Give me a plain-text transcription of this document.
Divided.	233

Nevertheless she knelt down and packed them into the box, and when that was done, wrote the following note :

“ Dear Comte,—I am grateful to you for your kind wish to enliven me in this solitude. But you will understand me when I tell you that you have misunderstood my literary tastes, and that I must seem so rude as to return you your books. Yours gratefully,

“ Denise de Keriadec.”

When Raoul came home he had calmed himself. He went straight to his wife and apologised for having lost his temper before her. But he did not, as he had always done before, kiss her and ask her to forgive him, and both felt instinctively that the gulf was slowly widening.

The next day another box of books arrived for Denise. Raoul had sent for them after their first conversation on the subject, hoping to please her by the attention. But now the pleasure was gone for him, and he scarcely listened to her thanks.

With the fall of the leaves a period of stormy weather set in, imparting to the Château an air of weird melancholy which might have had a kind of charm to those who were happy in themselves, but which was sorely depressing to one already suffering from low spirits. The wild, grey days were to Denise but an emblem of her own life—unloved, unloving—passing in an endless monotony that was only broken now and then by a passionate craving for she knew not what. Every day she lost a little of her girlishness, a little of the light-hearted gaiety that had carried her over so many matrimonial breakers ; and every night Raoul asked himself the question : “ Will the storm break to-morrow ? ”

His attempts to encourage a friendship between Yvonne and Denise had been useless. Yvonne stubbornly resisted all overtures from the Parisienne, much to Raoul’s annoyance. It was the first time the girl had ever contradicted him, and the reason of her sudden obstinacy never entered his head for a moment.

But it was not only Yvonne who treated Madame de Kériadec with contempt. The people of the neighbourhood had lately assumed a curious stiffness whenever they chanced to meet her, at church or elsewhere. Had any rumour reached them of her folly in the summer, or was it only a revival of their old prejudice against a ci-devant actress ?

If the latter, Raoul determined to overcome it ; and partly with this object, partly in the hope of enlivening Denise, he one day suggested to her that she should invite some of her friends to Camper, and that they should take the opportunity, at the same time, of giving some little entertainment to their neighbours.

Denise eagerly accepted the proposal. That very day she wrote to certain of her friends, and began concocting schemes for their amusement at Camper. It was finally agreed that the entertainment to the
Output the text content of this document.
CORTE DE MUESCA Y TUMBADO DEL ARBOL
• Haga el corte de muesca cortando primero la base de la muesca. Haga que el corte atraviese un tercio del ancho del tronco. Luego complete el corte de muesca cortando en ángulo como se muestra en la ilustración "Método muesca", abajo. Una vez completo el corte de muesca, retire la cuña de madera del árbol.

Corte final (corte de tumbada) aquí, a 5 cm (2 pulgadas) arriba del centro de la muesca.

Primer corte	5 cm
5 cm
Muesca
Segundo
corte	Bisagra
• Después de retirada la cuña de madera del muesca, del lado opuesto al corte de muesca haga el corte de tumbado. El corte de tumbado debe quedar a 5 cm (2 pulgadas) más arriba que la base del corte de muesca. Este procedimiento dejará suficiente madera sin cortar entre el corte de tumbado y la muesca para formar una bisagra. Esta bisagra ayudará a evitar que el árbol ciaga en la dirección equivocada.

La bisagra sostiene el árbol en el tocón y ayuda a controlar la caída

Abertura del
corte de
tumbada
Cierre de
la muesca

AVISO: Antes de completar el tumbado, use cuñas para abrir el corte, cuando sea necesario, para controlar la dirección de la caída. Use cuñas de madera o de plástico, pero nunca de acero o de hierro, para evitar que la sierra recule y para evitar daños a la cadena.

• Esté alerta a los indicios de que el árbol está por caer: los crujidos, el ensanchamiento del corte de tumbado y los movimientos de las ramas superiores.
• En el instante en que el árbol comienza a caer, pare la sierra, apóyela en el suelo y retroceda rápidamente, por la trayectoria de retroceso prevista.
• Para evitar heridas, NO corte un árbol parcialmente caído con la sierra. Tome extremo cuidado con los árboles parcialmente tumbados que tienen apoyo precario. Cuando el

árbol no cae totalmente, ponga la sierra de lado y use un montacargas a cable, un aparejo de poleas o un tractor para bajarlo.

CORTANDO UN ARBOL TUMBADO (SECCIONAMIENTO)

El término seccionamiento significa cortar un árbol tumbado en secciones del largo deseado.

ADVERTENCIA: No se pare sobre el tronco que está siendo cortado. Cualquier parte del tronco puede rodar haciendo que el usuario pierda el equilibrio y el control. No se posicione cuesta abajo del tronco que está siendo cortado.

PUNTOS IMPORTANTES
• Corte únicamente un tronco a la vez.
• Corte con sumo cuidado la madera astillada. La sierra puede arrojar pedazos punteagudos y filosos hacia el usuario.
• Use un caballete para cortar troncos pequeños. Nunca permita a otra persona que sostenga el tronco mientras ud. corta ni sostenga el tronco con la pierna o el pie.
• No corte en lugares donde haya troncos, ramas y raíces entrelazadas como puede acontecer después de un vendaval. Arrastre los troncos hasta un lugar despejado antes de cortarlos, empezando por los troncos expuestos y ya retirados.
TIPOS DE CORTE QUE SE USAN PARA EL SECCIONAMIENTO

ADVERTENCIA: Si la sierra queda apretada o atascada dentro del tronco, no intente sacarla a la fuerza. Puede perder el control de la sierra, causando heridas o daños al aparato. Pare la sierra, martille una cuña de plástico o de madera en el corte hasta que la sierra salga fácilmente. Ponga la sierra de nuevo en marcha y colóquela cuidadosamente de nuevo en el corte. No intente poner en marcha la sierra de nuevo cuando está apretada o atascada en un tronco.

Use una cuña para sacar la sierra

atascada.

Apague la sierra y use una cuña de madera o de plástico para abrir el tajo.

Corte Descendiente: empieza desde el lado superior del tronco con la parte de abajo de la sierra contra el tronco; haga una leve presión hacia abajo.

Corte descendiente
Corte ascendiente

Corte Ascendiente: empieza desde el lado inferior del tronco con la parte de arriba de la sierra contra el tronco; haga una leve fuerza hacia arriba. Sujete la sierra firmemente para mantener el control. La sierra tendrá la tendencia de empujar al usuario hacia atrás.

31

..........

** GIVEN PROBLEM **
Your task is to gather all lines from the entries above that hold the word "first".

** RESPONSE TO THE EXERCISE **
The next day another box of books arrived for Denise. Raoul had sent for them after their first conversation on the subject, hoping to please her by the attention. But now the pleasure was gone for him, and he scarcely listened to her thanks.
His attempts to encourage a friendship between Yvonne and Denise had been useless. Yvonne stubbornly resisted all overtures from the Parisienne, much to Raoul’s annoyance. It was the first time the girl had ever contradicted him, and the reason of her sudden obstinacy never entered his head for a moment.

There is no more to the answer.